** Directions **
Write out each record again exactly as it stands.
____
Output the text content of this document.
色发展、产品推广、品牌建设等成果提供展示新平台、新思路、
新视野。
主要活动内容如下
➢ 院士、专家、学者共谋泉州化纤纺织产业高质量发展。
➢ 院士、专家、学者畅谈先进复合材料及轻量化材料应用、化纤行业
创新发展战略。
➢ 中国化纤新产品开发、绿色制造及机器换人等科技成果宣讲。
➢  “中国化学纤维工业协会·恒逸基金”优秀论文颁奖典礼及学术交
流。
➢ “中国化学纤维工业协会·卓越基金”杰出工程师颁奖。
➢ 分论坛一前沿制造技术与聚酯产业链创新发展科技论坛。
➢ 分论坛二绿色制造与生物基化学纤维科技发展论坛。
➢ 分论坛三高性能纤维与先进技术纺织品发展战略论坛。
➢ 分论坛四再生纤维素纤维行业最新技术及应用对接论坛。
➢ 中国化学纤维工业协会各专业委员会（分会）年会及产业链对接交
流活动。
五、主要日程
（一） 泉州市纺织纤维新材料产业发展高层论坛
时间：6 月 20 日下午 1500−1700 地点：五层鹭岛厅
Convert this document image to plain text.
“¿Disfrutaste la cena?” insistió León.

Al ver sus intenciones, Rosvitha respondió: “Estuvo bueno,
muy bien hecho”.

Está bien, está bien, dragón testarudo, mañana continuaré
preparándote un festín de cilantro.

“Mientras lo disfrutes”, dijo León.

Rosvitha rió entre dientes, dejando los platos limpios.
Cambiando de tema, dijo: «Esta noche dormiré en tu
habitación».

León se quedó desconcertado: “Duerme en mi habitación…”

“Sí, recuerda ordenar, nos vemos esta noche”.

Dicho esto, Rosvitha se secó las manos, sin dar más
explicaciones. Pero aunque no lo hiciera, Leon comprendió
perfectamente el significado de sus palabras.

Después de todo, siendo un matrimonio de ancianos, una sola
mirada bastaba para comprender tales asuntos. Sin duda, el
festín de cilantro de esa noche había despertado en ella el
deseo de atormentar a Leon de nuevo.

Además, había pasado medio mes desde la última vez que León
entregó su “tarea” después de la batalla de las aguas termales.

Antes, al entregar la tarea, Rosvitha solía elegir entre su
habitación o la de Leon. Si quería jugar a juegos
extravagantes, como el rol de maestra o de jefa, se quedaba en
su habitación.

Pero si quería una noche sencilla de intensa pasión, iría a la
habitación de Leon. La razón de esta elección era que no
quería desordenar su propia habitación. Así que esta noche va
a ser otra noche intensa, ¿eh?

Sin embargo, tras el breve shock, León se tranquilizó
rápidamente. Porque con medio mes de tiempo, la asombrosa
____
** Result **
Output the text content of this document.
色发展、产品推广、品牌建设等成果提供展示新平台、新思路、
新视野。
主要活动内容如下
➢ 院士、专家、学者共谋泉州化纤纺织产业高质量发展。
➢ 院士、专家、学者畅谈先进复合材料及轻量化材料应用、化纤行业
创新发展战略。
➢ 中国化纤新产品开发、绿色制造及机器换人等科技成果宣讲。
➢  “中国化学纤维工业协会·恒逸基金”优秀论文颁奖典礼及学术交
流。
➢ “中国化学纤维工业协会·卓越基金”杰出工程师颁奖。
➢ 分论坛一前沿制造技术与聚酯产业链创新发展科技论坛。
➢ 分论坛二绿色制造与生物基化学纤维科技发展论坛。
➢ 分论坛三高性能纤维与先进技术纺织品发展战略论坛。
➢ 分论坛四再生纤维素纤维行业最新技术及应用对接论坛。
➢ 中国化学纤维工业协会各专业委员会（分会）年会及产业链对接交
流活动。
五、主要日程
（一） 泉州市纺织纤维新材料产业发展高层论坛
时间：6 月 20 日下午 1500−1700 地点：五层鹭岛厅
Convert this document image to plain text.
“¿Disfrutaste la cena?” insistió León.

Al ver sus intenciones, Rosvitha respondió: “Estuvo bueno,
muy bien hecho”.

Está bien, está bien, dragón testarudo, mañana continuaré
preparándote un festín de cilantro.

“Mientras lo disfrutes”, dijo León.

Rosvitha rió entre dientes, dejando los platos limpios.
Cambiando de tema, dijo: «Esta noche dormiré en tu
habitación».

León se quedó desconcertado: “Duerme en mi habitación…”

“Sí, recuerda ordenar, nos vemos esta noche”.

Dicho esto, Rosvitha se secó las manos, sin dar más
explicaciones. Pero aunque no lo hiciera, Leon comprendió
perfectamente el significado de sus palabras.

Después de todo, siendo un matrimonio de ancianos, una sola
mirada bastaba para comprender tales asuntos. Sin duda, el
festín de cilantro de esa noche había despertado en ella el
deseo de atormentar a Leon de nuevo.

Además, había pasado medio mes desde la última vez que León
entregó su “tarea” después de la batalla de las aguas termales.

Antes, al entregar la tarea, Rosvitha solía elegir entre su
habitación o la de Leon. Si quería jugar a juegos
extravagantes, como el rol de maestra o de jefa, se quedaba en
su habitación.

Pero si quería una noche sencilla de intensa pasión, iría a la
habitación de Leon. La razón de esta elección era que no
quería desordenar su propia habitación. Así que esta noche va
a ser otra noche intensa, ¿eh?

Sin embargo, tras el breve shock, León se tranquilizó
rápidamente. Porque con medio mes de tiempo, la asombrosa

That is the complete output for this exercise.